Extracted records:
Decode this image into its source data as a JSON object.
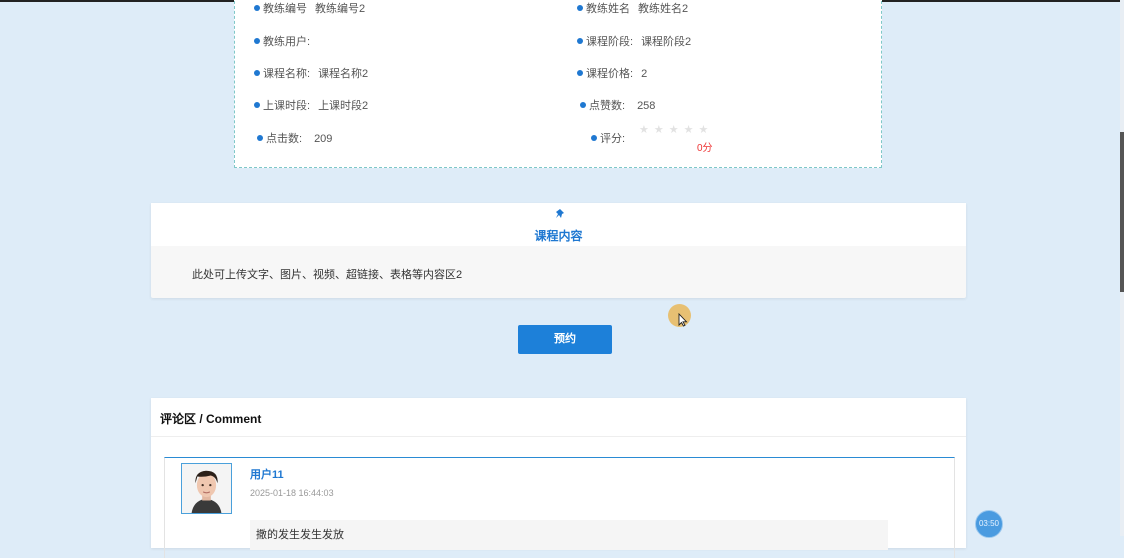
{
  "info": {
    "teacher_no_label": "教练编号",
    "teacher_no_value": "教练编号2",
    "teacher_name_label": "教练姓名",
    "teacher_name_value": "教练姓名2",
    "teacher_user_label": "教练用户:",
    "course_stage_label": "课程阶段:",
    "course_stage_value": "课程阶段2",
    "course_name_label": "课程名称:",
    "course_name_value": "课程名称2",
    "course_price_label": "课程价格:",
    "course_price_value": "2",
    "class_time_label": "上课时段:",
    "class_time_value": "上课时段2",
    "likes_label": "点赞数:",
    "likes_value": "258",
    "clicks_label": "点击数:",
    "clicks_value": "209",
    "rating_label": "评分:",
    "rating_stars": "★★★★★",
    "rating_score": "0分",
    "rating_value": 0
  },
  "content": {
    "title": "课程内容",
    "text": "此处可上传文字、图片、视频、超链接、表格等内容区2"
  },
  "actions": {
    "book_label": "预约"
  },
  "comments": {
    "header": "评论区 / Comment",
    "items": [
      {
        "user": "用户11",
        "time": "2025-01-18 16:44:03",
        "text": "撒的发生发生发放"
      }
    ]
  },
  "overlay": {
    "timer": "03:50"
  },
  "colors": {
    "accent": "#1d80d9",
    "background": "#deecf8",
    "score": "#ee3333"
  }
}
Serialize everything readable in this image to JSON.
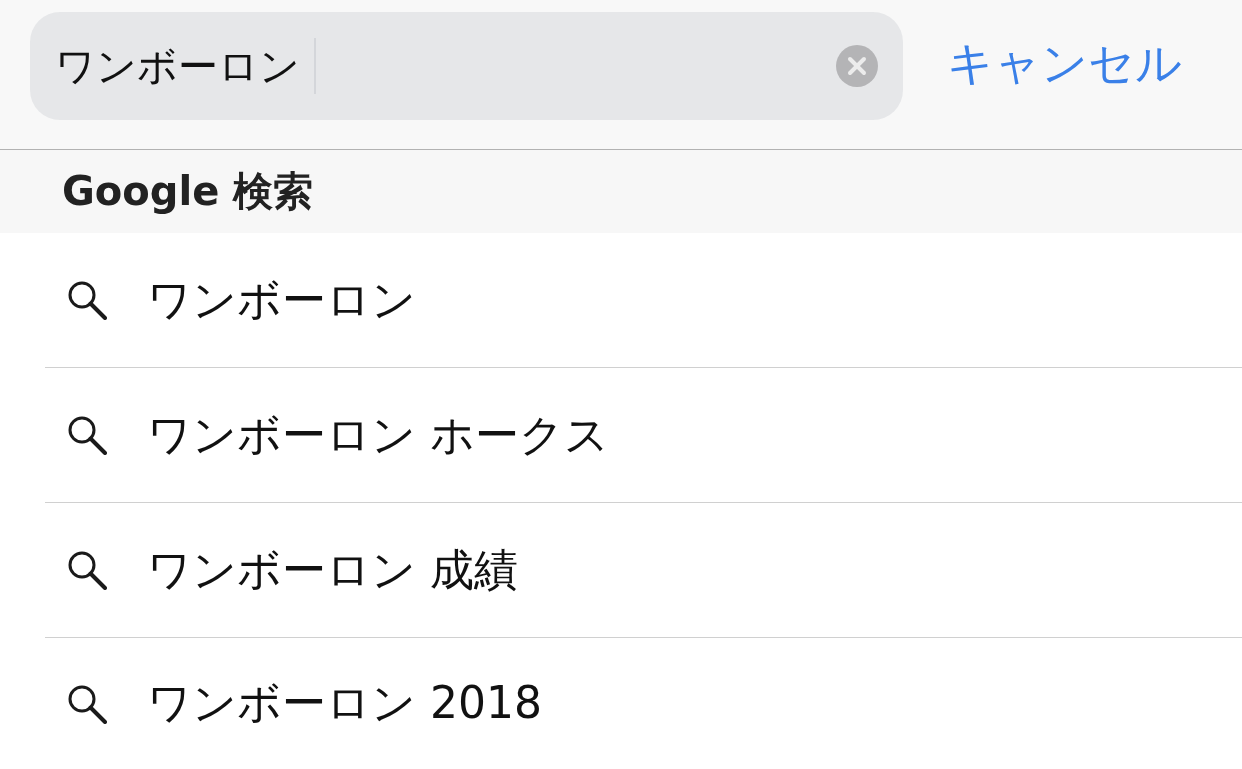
{
  "search_bar": {
    "value": "ワンボーロン",
    "focused": true,
    "cancel": "キャンセル"
  },
  "section": {
    "title": "Google 検索"
  },
  "suggestions": [
    {
      "text": "ワンボーロン"
    },
    {
      "text": "ワンボーロン ホークス"
    },
    {
      "text": "ワンボーロン 成績"
    },
    {
      "text": "ワンボーロン 2018"
    }
  ]
}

Goal of the exercise: In the records above, how many lines contain the string "this"? State that number only.

Answer: 2